# TO BE DONE:
Copy the material below word for word, leaving out the pictures.

# Records with labeled boxes:
"""

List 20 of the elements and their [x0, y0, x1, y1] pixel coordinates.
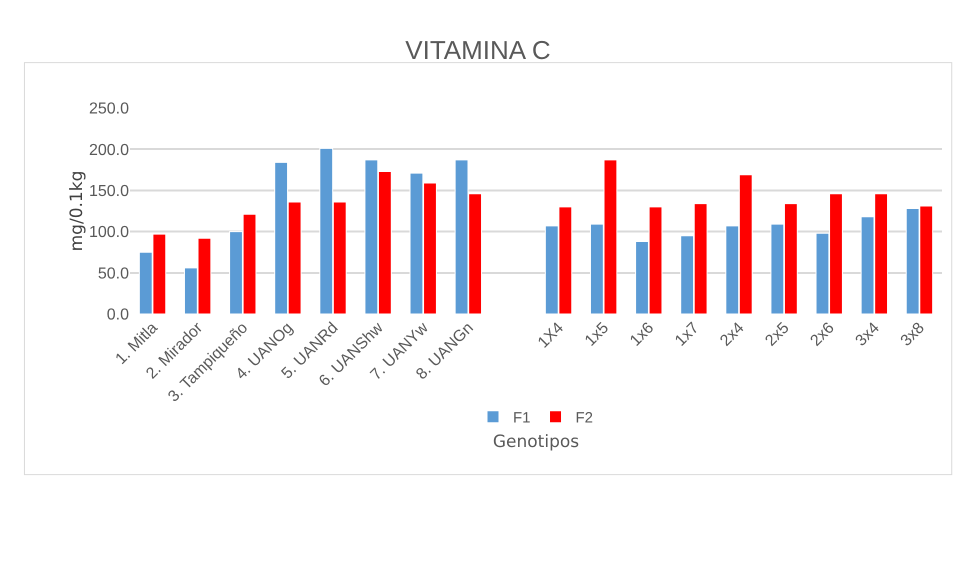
- x-tick-label: 1x7: [672, 319, 702, 350]
- x-axis-title: Genotipos: [492, 432, 580, 452]
- y-axis-title: mg/0.1kg: [66, 170, 87, 252]
- x-tick-label: 2x4: [717, 319, 748, 350]
- x-tick-label: 2x6: [807, 319, 838, 350]
- y-tick-label: 0.0: [106, 306, 130, 324]
- y-tick-label: 50.0: [98, 265, 130, 282]
- legend-label: F1: [513, 410, 531, 427]
- x-tick-label: 1x6: [627, 319, 658, 350]
- y-tick-label: 100.0: [88, 224, 130, 242]
- x-tick-label: 1X4: [534, 319, 568, 352]
- legend-label: F2: [576, 410, 594, 427]
- chart-title: VITAMINA C: [405, 34, 551, 65]
- x-tick-label: 3x4: [852, 319, 883, 350]
- y-tick-label: 150.0: [88, 183, 130, 200]
- x-tick-label: 1x5: [582, 319, 612, 350]
- y-tick-label: 200.0: [88, 142, 130, 159]
- x-tick-label: 3x8: [898, 319, 928, 350]
- x-tick-label: 2x5: [762, 319, 793, 350]
- y-tick-label: 250.0: [88, 100, 130, 118]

"""

# RESPONSE TO THIS EXERCISE:
List 20 of the elements and their [x0, y0, x1, y1] pixel coordinates.
- x-tick-label: 1x7: [672, 319, 702, 350]
- x-axis-title: Genotipos: [492, 432, 580, 452]
- y-axis-title: mg/0.1kg: [66, 170, 87, 252]
- x-tick-label: 2x4: [717, 319, 748, 350]
- x-tick-label: 2x6: [807, 319, 838, 350]
- y-tick-label: 0.0: [106, 306, 130, 324]
- y-tick-label: 50.0: [98, 265, 130, 282]
- legend-label: F1: [513, 410, 531, 427]
- x-tick-label: 1x6: [627, 319, 658, 350]
- y-tick-label: 100.0: [88, 224, 130, 242]
- x-tick-label: 1X4: [534, 319, 568, 352]
- legend-label: F2: [576, 410, 594, 427]
- chart-title: VITAMINA C: [405, 34, 551, 65]
- x-tick-label: 3x4: [852, 319, 883, 350]
- y-tick-label: 150.0: [88, 183, 130, 200]
- x-tick-label: 1x5: [582, 319, 612, 350]
- y-tick-label: 200.0: [88, 142, 130, 159]
- x-tick-label: 3x8: [898, 319, 928, 350]
- x-tick-label: 2x5: [762, 319, 793, 350]
- y-tick-label: 250.0: [88, 100, 130, 118]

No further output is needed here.